What is expected:
Copy out all the lines in the records that include the word "liable".
[start of Information supplied]
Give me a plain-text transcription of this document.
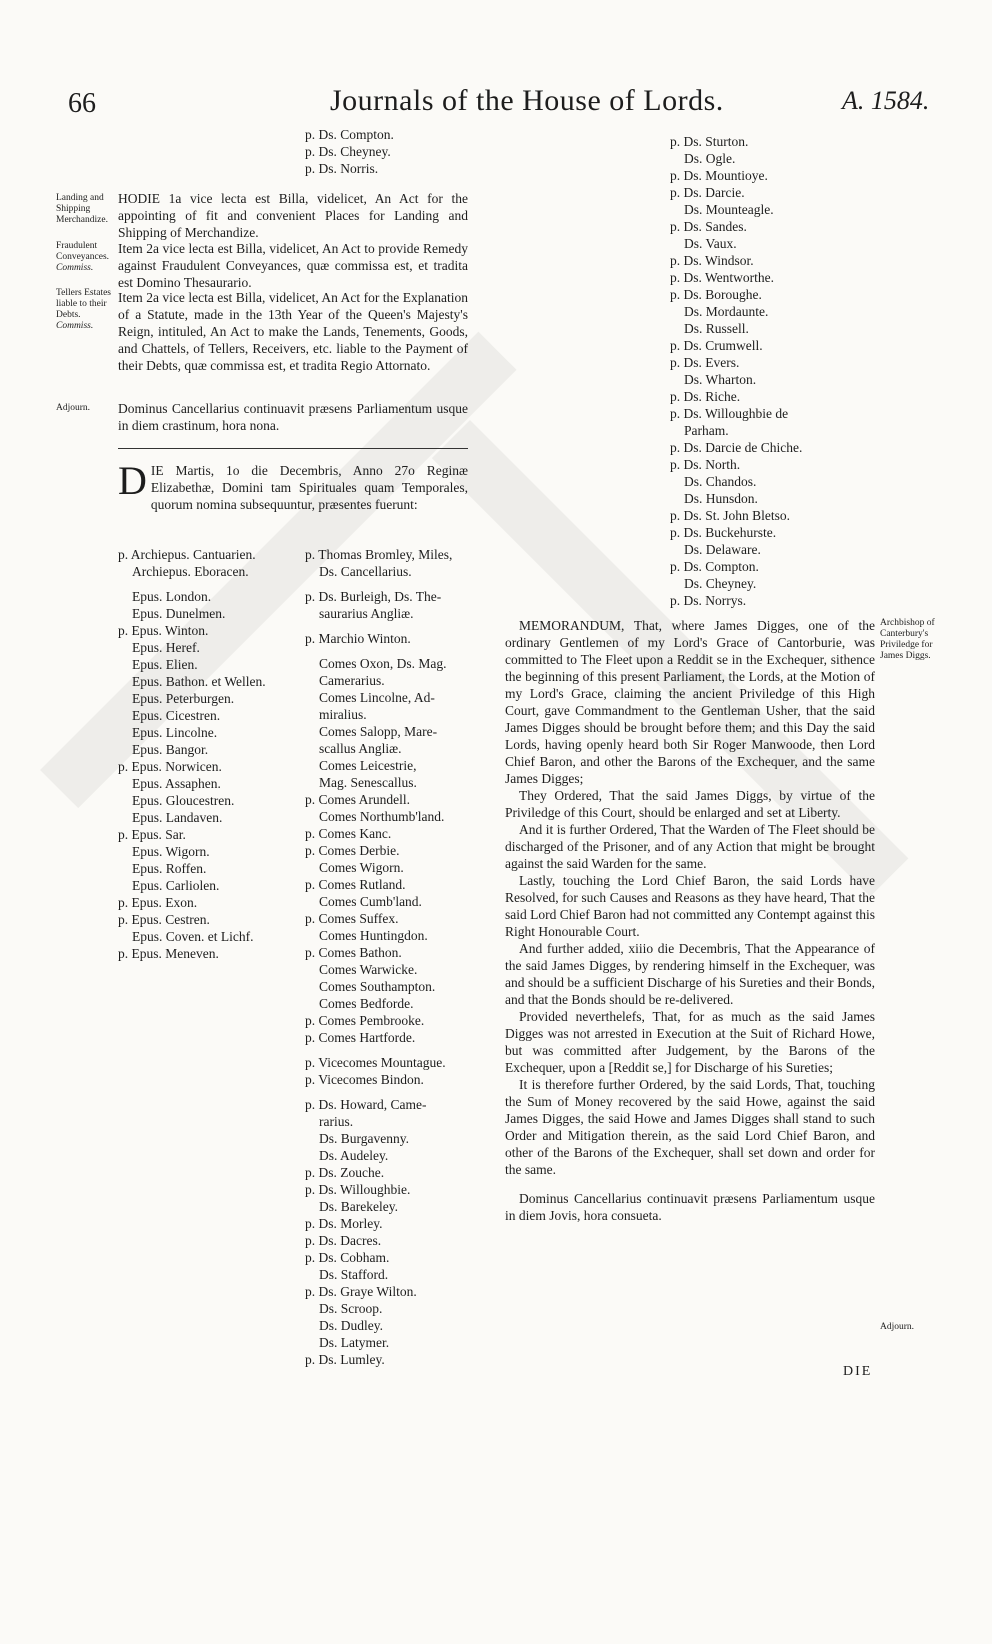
66	Journals of the House of Lords.	A. 1584.
p. Ds. Compton.
p. Ds. Cheyney.
p. Ds. Norris.
Landing and Shipping Merchandize.
Fraudulent Conveyances.
Commiss.
Tellers Estates liable to their Debts.
Commiss.
Adjourn.
HODIE 1a vice lecta est Billa, videlicet, An Act for the appointing of fit and convenient Places for Landing and Shipping of Merchandize.
Item 2a vice lecta est Billa, videlicet, An Act to provide Remedy against Fraudulent Conveyances, quæ commissa est, et tradita est Domino Thesaurario.
Item 2a vice lecta est Billa, videlicet, An Act for the Explanation of a Statute, made in the 13th Year of the Queen's Majesty's Reign, intituled, An Act to make the Lands, Tenements, Goods, and Chattels, of Tellers, Receivers, etc. liable to the Payment of their Debts, quæ commissa est, et tradita Regio Attornato.
Dominus Cancellarius continuavit præsens Parliamentum usque in diem crastinum, hora nona.
D IE Martis, 1o die Decembris, Anno 27o Reginæ Elizabethæ, Domini tam Spirituales quam Temporales, quorum nomina subsequuntur, præsentes fuerunt:
p. Archiepus. Cantuarien.
Archiepus. Eboracen.
Epus. London.
Epus. Dunelmen.
p. Epus. Winton.
Epus. Heref.
Epus. Elien.
Epus. Bathon. et Wellen.
Epus. Peterburgen.
Epus. Cicestren.
Epus. Lincolne.
Epus. Bangor.
p. Epus. Norwicen.
Epus. Assaphen.
Epus. Gloucestren.
Epus. Landaven.
p. Epus. Sar.
Epus. Wigorn.
Epus. Roffen.
Epus. Carliolen.
p. Epus. Exon.
p. Epus. Cestren.
Epus. Coven. et Lichf.
p. Epus. Meneven.
p. Thomas Bromley, Miles,
Ds. Cancellarius.
p. Ds. Burleigh, Ds. The-
saurarius Angliæ.
p. Marchio Winton.
Comes Oxon, Ds. Mag.
Camerarius.
Comes Lincolne, Ad-
miralius.
Comes Salopp, Mare-
scallus Angliæ.
Comes Leicestrie,
Mag. Senescallus.
p. Comes Arundell.
Comes Northumb'land.
p. Comes Kanc.
p. Comes Derbie.
Comes Wigorn.
p. Comes Rutland.
Comes Cumb'land.
p. Comes Suffex.
Comes Huntingdon.
p. Comes Bathon.
Comes Warwicke.
Comes Southampton.
Comes Bedforde.
p. Comes Pembrooke.
p. Comes Hartforde.
p. Vicecomes Mountague.
p. Vicecomes Bindon.
p. Ds. Howard, Came-
rarius.
Ds. Burgavenny.
Ds. Audeley.
p. Ds. Zouche.
p. Ds. Willoughbie.
Ds. Barekeley.
p. Ds. Morley.
p. Ds. Dacres.
p. Ds. Cobham.
Ds. Stafford.
p. Ds. Graye Wilton.
Ds. Scroop.
Ds. Dudley.
Ds. Latymer.
p. Ds. Lumley.
p. Ds. Sturton.
Ds. Ogle.
p. Ds. Mountioye.
p. Ds. Darcie.
Ds. Mounteagle.
p. Ds. Sandes.
Ds. Vaux.
p. Ds. Windsor.
p. Ds. Wentworthe.
p. Ds. Boroughe.
Ds. Mordaunte.
Ds. Russell.
p. Ds. Crumwell.
p. Ds. Evers.
Ds. Wharton.
p. Ds. Riche.
p. Ds. Willoughbie de
Parham.
p. Ds. Darcie de Chiche.
p. Ds. North.
Ds. Chandos.
Ds. Hunsdon.
p. Ds. St. John Bletso.
p. Ds. Buckehurste.
Ds. Delaware.
p. Ds. Compton.
Ds. Cheyney.
p. Ds. Norrys.
Archbishop of Canterbury's Priviledge for James Diggs.
Adjourn.
MEMORANDUM, That, where James Digges, one of the ordinary Gentlemen of my Lord's Grace of Cantorburie, was committed to The Fleet upon a Reddit se in the Exchequer, sithence the beginning of this present Parliament, the Lords, at the Motion of my Lord's Grace, claiming the ancient Priviledge of this High Court, gave Commandment to the Gentleman Usher, that the said James Digges should be brought before them; and this Day the said Lords, having openly heard both Sir Roger Manwoode, then Lord Chief Baron, and other the Barons of the Exchequer, and the same James Digges;
They Ordered, That the said James Diggs, by virtue of the Priviledge of this Court, should be enlarged and set at Liberty.
And it is further Ordered, That the Warden of The Fleet should be discharged of the Prisoner, and of any Action that might be brought against the said Warden for the same.
Lastly, touching the Lord Chief Baron, the said Lords have Resolved, for such Causes and Reasons as they have heard, That the said Lord Chief Baron had not committed any Contempt against this Right Honourable Court.
And further added, xiiio die Decembris, That the Appearance of the said James Digges, by rendering himself in the Exchequer, was and should be a sufficient Discharge of his Sureties and their Bonds, and that the Bonds should be re-delivered.
Provided neverthelefs, That, for as much as the said James Digges was not arrested in Execution at the Suit of Richard Howe, but was committed after Judgement, by the Barons of the Exchequer, upon a [Reddit se,] for Discharge of his Sureties;
It is therefore further Ordered, by the said Lords, That, touching the Sum of Money recovered by the said Howe, against the said James Digges, the said Howe and James Digges shall stand to such Order and Mitigation therein, as the said Lord Chief Baron, and other of the Barons of the Exchequer, shall set down and order for the same.
Dominus Cancellarius continuavit præsens Parliamentum usque in diem Jovis, hora consueta.
DIE
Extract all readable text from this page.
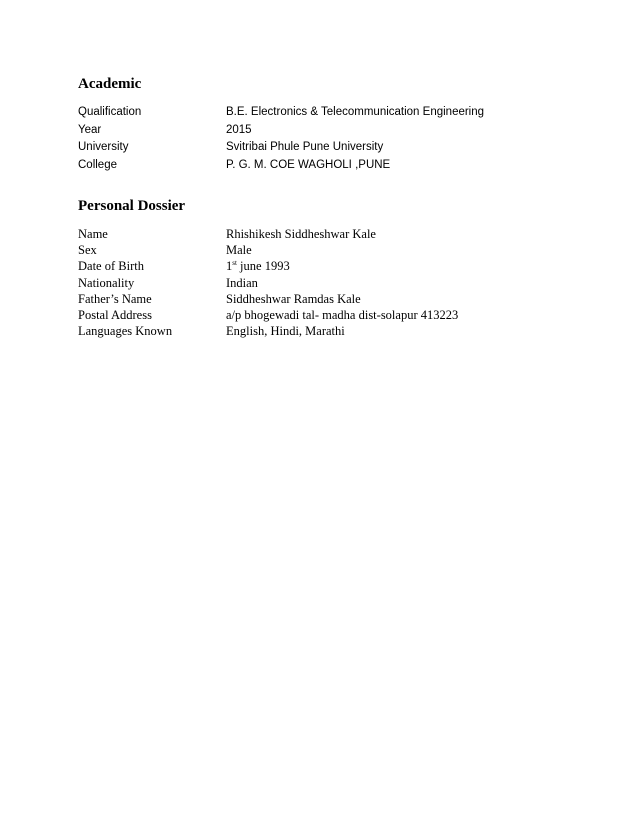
Academic
Qualification	B.E. Electronics & Telecommunication Engineering
Year	2015
University	Svitribai Phule Pune University
College	P. G. M. COE WAGHOLI ,PUNE
Personal Dossier
Name	Rhishikesh Siddheshwar Kale
Sex	Male
Date of Birth	1st june 1993
Nationality	Indian
Father’s Name	Siddheshwar Ramdas Kale
Postal Address	a/p bhogewadi tal- madha dist-solapur 413223
Languages Known	English, Hindi, Marathi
[end of Information supplied]
Solution for this problem:
Tellers Estates liable to their Debts.
Item 2a vice lecta est Billa, videlicet, An Act for the Explanation of a Statute, made in the 13th Year of the Queen's Majesty's Reign, intituled, An Act to make the Lands, Tenements, Goods, and Chattels, of Tellers, Receivers, etc. liable to the Payment of their Debts, quæ commissa est, et tradita Regio Attornato.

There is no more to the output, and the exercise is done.